> _RAW DATA_:
-.-.-
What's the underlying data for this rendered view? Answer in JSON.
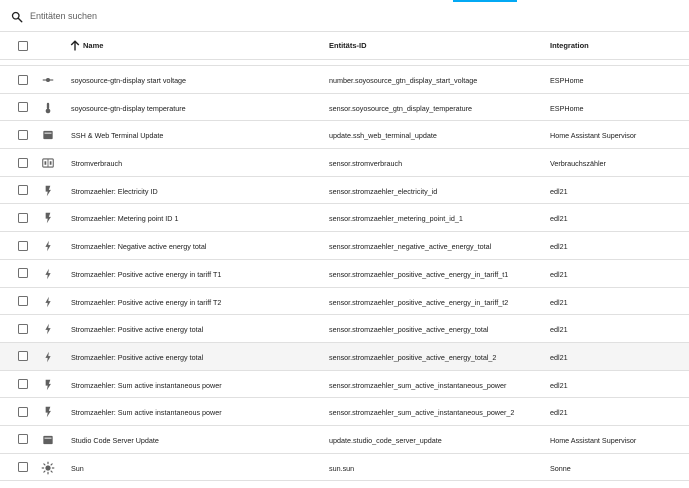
{
  "search": {
    "placeholder": "Entitäten suchen"
  },
  "table": {
    "columns": {
      "name": "Name",
      "entity_id": "Entitäts-ID",
      "integration": "Integration"
    },
    "sort": {
      "column": "name",
      "direction": "ascending"
    },
    "rows": [
      {
        "icon": "slider-icon",
        "name": "soyosource-gtn-display start voltage",
        "entity_id": "number.soyosource_gtn_display_start_voltage",
        "integration": "ESPHome"
      },
      {
        "icon": "thermometer-icon",
        "name": "soyosource-gtn-display temperature",
        "entity_id": "sensor.soyosource_gtn_display_temperature",
        "integration": "ESPHome"
      },
      {
        "icon": "package-up-icon",
        "name": "SSH & Web Terminal Update",
        "entity_id": "update.ssh_web_terminal_update",
        "integration": "Home Assistant Supervisor"
      },
      {
        "icon": "meter-icon",
        "name": "Stromverbrauch",
        "entity_id": "sensor.stromverbrauch",
        "integration": "Verbrauchszähler"
      },
      {
        "icon": "lightning-bolt-icon",
        "name": "Stromzaehler: Electricity ID",
        "entity_id": "sensor.stromzaehler_electricity_id",
        "integration": "edl21"
      },
      {
        "icon": "lightning-bolt-icon",
        "name": "Stromzaehler: Metering point ID 1",
        "entity_id": "sensor.stromzaehler_metering_point_id_1",
        "integration": "edl21"
      },
      {
        "icon": "flash-icon",
        "name": "Stromzaehler: Negative active energy total",
        "entity_id": "sensor.stromzaehler_negative_active_energy_total",
        "integration": "edl21"
      },
      {
        "icon": "flash-icon",
        "name": "Stromzaehler: Positive active energy in tariff T1",
        "entity_id": "sensor.stromzaehler_positive_active_energy_in_tariff_t1",
        "integration": "edl21"
      },
      {
        "icon": "flash-icon",
        "name": "Stromzaehler: Positive active energy in tariff T2",
        "entity_id": "sensor.stromzaehler_positive_active_energy_in_tariff_t2",
        "integration": "edl21"
      },
      {
        "icon": "flash-icon",
        "name": "Stromzaehler: Positive active energy total",
        "entity_id": "sensor.stromzaehler_positive_active_energy_total",
        "integration": "edl21"
      },
      {
        "icon": "flash-icon",
        "name": "Stromzaehler: Positive active energy total",
        "entity_id": "sensor.stromzaehler_positive_active_energy_total_2",
        "integration": "edl21",
        "highlight": true
      },
      {
        "icon": "lightning-bolt-icon",
        "name": "Stromzaehler: Sum active instantaneous power",
        "entity_id": "sensor.stromzaehler_sum_active_instantaneous_power",
        "integration": "edl21"
      },
      {
        "icon": "lightning-bolt-icon",
        "name": "Stromzaehler: Sum active instantaneous power",
        "entity_id": "sensor.stromzaehler_sum_active_instantaneous_power_2",
        "integration": "edl21"
      },
      {
        "icon": "package-up-icon",
        "name": "Studio Code Server Update",
        "entity_id": "update.studio_code_server_update",
        "integration": "Home Assistant Supervisor"
      },
      {
        "icon": "sun-icon",
        "name": "Sun",
        "entity_id": "sun.sun",
        "integration": "Sonne"
      }
    ]
  },
  "colors": {
    "accent": "#03a9f4",
    "icon": "#5f5f5f",
    "divider": "#e0e0e0",
    "highlight_row": "#f5f5f5"
  }
}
-.-.-
> _REQUIREMENTS_: Copy the listing over exactly, skipping the pictures it holds.

> _EXERCISE RESPONSE_:
What's the underlying data for this rendered view? Answer in JSON.
{
  "search": {
    "placeholder": "Entitäten suchen"
  },
  "table": {
    "columns": {
      "name": "Name",
      "entity_id": "Entitäts-ID",
      "integration": "Integration"
    },
    "sort": {
      "column": "name",
      "direction": "ascending"
    },
    "rows": [
      {
        "icon": "slider-icon",
        "name": "soyosource-gtn-display start voltage",
        "entity_id": "number.soyosource_gtn_display_start_voltage",
        "integration": "ESPHome"
      },
      {
        "icon": "thermometer-icon",
        "name": "soyosource-gtn-display temperature",
        "entity_id": "sensor.soyosource_gtn_display_temperature",
        "integration": "ESPHome"
      },
      {
        "icon": "package-up-icon",
        "name": "SSH & Web Terminal Update",
        "entity_id": "update.ssh_web_terminal_update",
        "integration": "Home Assistant Supervisor"
      },
      {
        "icon": "meter-icon",
        "name": "Stromverbrauch",
        "entity_id": "sensor.stromverbrauch",
        "integration": "Verbrauchszähler"
      },
      {
        "icon": "lightning-bolt-icon",
        "name": "Stromzaehler: Electricity ID",
        "entity_id": "sensor.stromzaehler_electricity_id",
        "integration": "edl21"
      },
      {
        "icon": "lightning-bolt-icon",
        "name": "Stromzaehler: Metering point ID 1",
        "entity_id": "sensor.stromzaehler_metering_point_id_1",
        "integration": "edl21"
      },
      {
        "icon": "flash-icon",
        "name": "Stromzaehler: Negative active energy total",
        "entity_id": "sensor.stromzaehler_negative_active_energy_total",
        "integration": "edl21"
      },
      {
        "icon": "flash-icon",
        "name": "Stromzaehler: Positive active energy in tariff T1",
        "entity_id": "sensor.stromzaehler_positive_active_energy_in_tariff_t1",
        "integration": "edl21"
      },
      {
        "icon": "flash-icon",
        "name": "Stromzaehler: Positive active energy in tariff T2",
        "entity_id": "sensor.stromzaehler_positive_active_energy_in_tariff_t2",
        "integration": "edl21"
      },
      {
        "icon": "flash-icon",
        "name": "Stromzaehler: Positive active energy total",
        "entity_id": "sensor.stromzaehler_positive_active_energy_total",
        "integration": "edl21"
      },
      {
        "icon": "flash-icon",
        "name": "Stromzaehler: Positive active energy total",
        "entity_id": "sensor.stromzaehler_positive_active_energy_total_2",
        "integration": "edl21",
        "highlight": true
      },
      {
        "icon": "lightning-bolt-icon",
        "name": "Stromzaehler: Sum active instantaneous power",
        "entity_id": "sensor.stromzaehler_sum_active_instantaneous_power",
        "integration": "edl21"
      },
      {
        "icon": "lightning-bolt-icon",
        "name": "Stromzaehler: Sum active instantaneous power",
        "entity_id": "sensor.stromzaehler_sum_active_instantaneous_power_2",
        "integration": "edl21"
      },
      {
        "icon": "package-up-icon",
        "name": "Studio Code Server Update",
        "entity_id": "update.studio_code_server_update",
        "integration": "Home Assistant Supervisor"
      },
      {
        "icon": "sun-icon",
        "name": "Sun",
        "entity_id": "sun.sun",
        "integration": "Sonne"
      }
    ]
  },
  "colors": {
    "accent": "#03a9f4",
    "icon": "#5f5f5f",
    "divider": "#e0e0e0",
    "highlight_row": "#f5f5f5"
  }
}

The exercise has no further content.